-- START Material --
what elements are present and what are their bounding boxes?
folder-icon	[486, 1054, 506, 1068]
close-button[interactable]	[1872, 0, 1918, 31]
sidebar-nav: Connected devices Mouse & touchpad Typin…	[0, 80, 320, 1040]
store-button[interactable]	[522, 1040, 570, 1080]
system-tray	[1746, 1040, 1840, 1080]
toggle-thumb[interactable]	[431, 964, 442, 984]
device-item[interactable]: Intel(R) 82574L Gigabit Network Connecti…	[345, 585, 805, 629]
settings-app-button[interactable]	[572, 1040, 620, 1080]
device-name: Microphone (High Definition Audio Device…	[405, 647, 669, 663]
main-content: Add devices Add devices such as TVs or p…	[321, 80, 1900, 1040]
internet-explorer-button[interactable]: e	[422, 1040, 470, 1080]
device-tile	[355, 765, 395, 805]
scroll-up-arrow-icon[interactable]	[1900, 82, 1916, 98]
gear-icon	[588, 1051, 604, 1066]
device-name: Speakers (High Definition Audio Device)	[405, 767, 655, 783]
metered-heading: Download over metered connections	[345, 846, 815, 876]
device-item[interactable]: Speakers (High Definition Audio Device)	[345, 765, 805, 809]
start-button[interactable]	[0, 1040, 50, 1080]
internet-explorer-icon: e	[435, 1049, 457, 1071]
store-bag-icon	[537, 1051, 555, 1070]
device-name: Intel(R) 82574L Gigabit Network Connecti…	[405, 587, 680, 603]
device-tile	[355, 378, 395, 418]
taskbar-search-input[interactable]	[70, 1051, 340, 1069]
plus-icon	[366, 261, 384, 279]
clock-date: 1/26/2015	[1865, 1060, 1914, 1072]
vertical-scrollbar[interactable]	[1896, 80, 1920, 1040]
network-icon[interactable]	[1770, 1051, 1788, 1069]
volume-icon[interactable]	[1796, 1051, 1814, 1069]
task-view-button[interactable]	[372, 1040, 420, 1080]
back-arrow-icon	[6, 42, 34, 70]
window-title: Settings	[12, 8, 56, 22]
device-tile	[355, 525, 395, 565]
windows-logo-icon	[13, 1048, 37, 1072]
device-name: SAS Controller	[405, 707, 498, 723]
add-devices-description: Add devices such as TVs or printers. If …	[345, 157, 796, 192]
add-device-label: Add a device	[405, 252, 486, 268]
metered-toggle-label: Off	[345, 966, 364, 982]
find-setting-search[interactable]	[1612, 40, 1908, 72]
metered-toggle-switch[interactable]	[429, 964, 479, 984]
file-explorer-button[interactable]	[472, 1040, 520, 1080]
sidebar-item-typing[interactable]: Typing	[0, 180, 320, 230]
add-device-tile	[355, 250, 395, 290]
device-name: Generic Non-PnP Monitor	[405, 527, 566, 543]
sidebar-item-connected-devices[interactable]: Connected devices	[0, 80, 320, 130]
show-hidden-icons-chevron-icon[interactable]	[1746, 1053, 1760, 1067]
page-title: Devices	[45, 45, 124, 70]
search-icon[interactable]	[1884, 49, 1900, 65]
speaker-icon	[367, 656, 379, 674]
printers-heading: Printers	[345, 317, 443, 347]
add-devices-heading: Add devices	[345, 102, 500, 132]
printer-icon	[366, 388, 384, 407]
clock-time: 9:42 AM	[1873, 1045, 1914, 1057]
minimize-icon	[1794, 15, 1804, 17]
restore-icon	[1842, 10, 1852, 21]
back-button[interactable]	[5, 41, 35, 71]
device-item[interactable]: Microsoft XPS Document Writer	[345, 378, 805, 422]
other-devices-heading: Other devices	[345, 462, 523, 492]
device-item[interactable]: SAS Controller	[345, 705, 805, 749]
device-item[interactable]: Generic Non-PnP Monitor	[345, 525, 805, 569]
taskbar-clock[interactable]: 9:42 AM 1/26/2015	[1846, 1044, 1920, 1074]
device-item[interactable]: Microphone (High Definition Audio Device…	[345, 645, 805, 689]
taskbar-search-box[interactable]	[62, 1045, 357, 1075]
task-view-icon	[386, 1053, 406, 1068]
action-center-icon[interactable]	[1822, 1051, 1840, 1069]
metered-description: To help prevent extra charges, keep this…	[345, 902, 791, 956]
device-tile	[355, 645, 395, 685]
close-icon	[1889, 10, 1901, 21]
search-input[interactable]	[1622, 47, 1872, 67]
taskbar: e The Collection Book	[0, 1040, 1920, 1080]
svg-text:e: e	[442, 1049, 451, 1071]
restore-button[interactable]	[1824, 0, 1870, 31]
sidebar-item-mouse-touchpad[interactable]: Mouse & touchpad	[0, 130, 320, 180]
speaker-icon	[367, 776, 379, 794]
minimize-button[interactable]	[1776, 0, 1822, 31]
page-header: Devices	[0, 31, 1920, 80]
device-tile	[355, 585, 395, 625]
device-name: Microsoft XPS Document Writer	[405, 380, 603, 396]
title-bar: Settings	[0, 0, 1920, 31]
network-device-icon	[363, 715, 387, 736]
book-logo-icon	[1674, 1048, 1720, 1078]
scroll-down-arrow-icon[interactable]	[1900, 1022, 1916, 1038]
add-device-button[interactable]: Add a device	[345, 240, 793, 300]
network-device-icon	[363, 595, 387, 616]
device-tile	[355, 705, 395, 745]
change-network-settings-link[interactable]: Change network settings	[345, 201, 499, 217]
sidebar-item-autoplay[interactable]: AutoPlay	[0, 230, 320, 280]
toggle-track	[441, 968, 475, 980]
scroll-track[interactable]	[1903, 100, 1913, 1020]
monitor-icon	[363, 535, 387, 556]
-- END Material --
**Goal:**
Copy all of the data above, line for line, without changing anything.

**Correct answer:**
what elements are present and what are their bounding boxes?
folder-icon	[486, 1054, 506, 1068]
close-button[interactable]	[1872, 0, 1918, 31]
sidebar-nav: Connected devices Mouse & touchpad Typin…	[0, 80, 320, 1040]
store-button[interactable]	[522, 1040, 570, 1080]
system-tray	[1746, 1040, 1840, 1080]
toggle-thumb[interactable]	[431, 964, 442, 984]
device-item[interactable]: Intel(R) 82574L Gigabit Network Connecti…	[345, 585, 805, 629]
settings-app-button[interactable]	[572, 1040, 620, 1080]
device-name: Microphone (High Definition Audio Device…	[405, 647, 669, 663]
main-content: Add devices Add devices such as TVs or p…	[321, 80, 1900, 1040]
internet-explorer-button[interactable]: e	[422, 1040, 470, 1080]
device-tile	[355, 765, 395, 805]
scroll-up-arrow-icon[interactable]	[1900, 82, 1916, 98]
gear-icon	[588, 1051, 604, 1066]
device-name: Speakers (High Definition Audio Device)	[405, 767, 655, 783]
metered-heading: Download over metered connections	[345, 846, 815, 876]
device-item[interactable]: Speakers (High Definition Audio Device)	[345, 765, 805, 809]
start-button[interactable]	[0, 1040, 50, 1080]
internet-explorer-icon: e	[435, 1049, 457, 1071]
store-bag-icon	[537, 1051, 555, 1070]
device-name: Intel(R) 82574L Gigabit Network Connecti…	[405, 587, 680, 603]
device-tile	[355, 378, 395, 418]
taskbar-search-input[interactable]	[70, 1051, 340, 1069]
plus-icon	[366, 261, 384, 279]
clock-date: 1/26/2015	[1865, 1060, 1914, 1072]
vertical-scrollbar[interactable]	[1896, 80, 1920, 1040]
network-icon[interactable]	[1770, 1051, 1788, 1069]
volume-icon[interactable]	[1796, 1051, 1814, 1069]
task-view-button[interactable]	[372, 1040, 420, 1080]
back-arrow-icon	[6, 42, 34, 70]
window-title: Settings	[12, 8, 56, 22]
device-tile	[355, 525, 395, 565]
windows-logo-icon	[13, 1048, 37, 1072]
device-name: SAS Controller	[405, 707, 498, 723]
add-devices-description: Add devices such as TVs or printers. If …	[345, 157, 796, 192]
add-device-label: Add a device	[405, 252, 486, 268]
metered-toggle-label: Off	[345, 966, 364, 982]
find-setting-search[interactable]	[1612, 40, 1908, 72]
metered-toggle-switch[interactable]	[429, 964, 479, 984]
file-explorer-button[interactable]	[472, 1040, 520, 1080]
sidebar-item-typing[interactable]: Typing	[0, 180, 320, 230]
add-device-tile	[355, 250, 395, 290]
device-name: Generic Non-PnP Monitor	[405, 527, 566, 543]
sidebar-item-connected-devices[interactable]: Connected devices	[0, 80, 320, 130]
show-hidden-icons-chevron-icon[interactable]	[1746, 1053, 1760, 1067]
page-title: Devices	[45, 45, 124, 70]
search-icon[interactable]	[1884, 49, 1900, 65]
speaker-icon	[367, 656, 379, 674]
printers-heading: Printers	[345, 317, 443, 347]
add-devices-heading: Add devices	[345, 102, 500, 132]
printer-icon	[366, 388, 384, 407]
clock-time: 9:42 AM	[1873, 1045, 1914, 1057]
minimize-icon	[1794, 15, 1804, 17]
restore-icon	[1842, 10, 1852, 21]
back-button[interactable]	[5, 41, 35, 71]
device-item[interactable]: Microsoft XPS Document Writer	[345, 378, 805, 422]
other-devices-heading: Other devices	[345, 462, 523, 492]
device-item[interactable]: SAS Controller	[345, 705, 805, 749]
device-item[interactable]: Generic Non-PnP Monitor	[345, 525, 805, 569]
taskbar-clock[interactable]: 9:42 AM 1/26/2015	[1846, 1044, 1920, 1074]
device-item[interactable]: Microphone (High Definition Audio Device…	[345, 645, 805, 689]
taskbar-search-box[interactable]	[62, 1045, 357, 1075]
task-view-icon	[386, 1053, 406, 1068]
action-center-icon[interactable]	[1822, 1051, 1840, 1069]
metered-description: To help prevent extra charges, keep this…	[345, 902, 791, 956]
device-tile	[355, 645, 395, 685]
close-icon	[1889, 10, 1901, 21]
search-input[interactable]	[1622, 47, 1872, 67]
taskbar: e The Collection Book	[0, 1040, 1920, 1080]
svg-text:e: e	[442, 1049, 451, 1071]
restore-button[interactable]	[1824, 0, 1870, 31]
sidebar-item-mouse-touchpad[interactable]: Mouse & touchpad	[0, 130, 320, 180]
speaker-icon	[367, 776, 379, 794]
minimize-button[interactable]	[1776, 0, 1822, 31]
page-header: Devices	[0, 31, 1920, 80]
device-tile	[355, 585, 395, 625]
device-name: Microsoft XPS Document Writer	[405, 380, 603, 396]
title-bar: Settings	[0, 0, 1920, 31]
network-device-icon	[363, 715, 387, 736]
book-logo-icon	[1674, 1048, 1720, 1078]
scroll-down-arrow-icon[interactable]	[1900, 1022, 1916, 1038]
add-device-button[interactable]: Add a device	[345, 240, 793, 300]
network-device-icon	[363, 595, 387, 616]
device-tile	[355, 705, 395, 745]
change-network-settings-link[interactable]: Change network settings	[345, 201, 499, 217]
sidebar-item-autoplay[interactable]: AutoPlay	[0, 230, 320, 280]
toggle-track	[441, 968, 475, 980]
scroll-track[interactable]	[1903, 100, 1913, 1020]
monitor-icon	[363, 535, 387, 556]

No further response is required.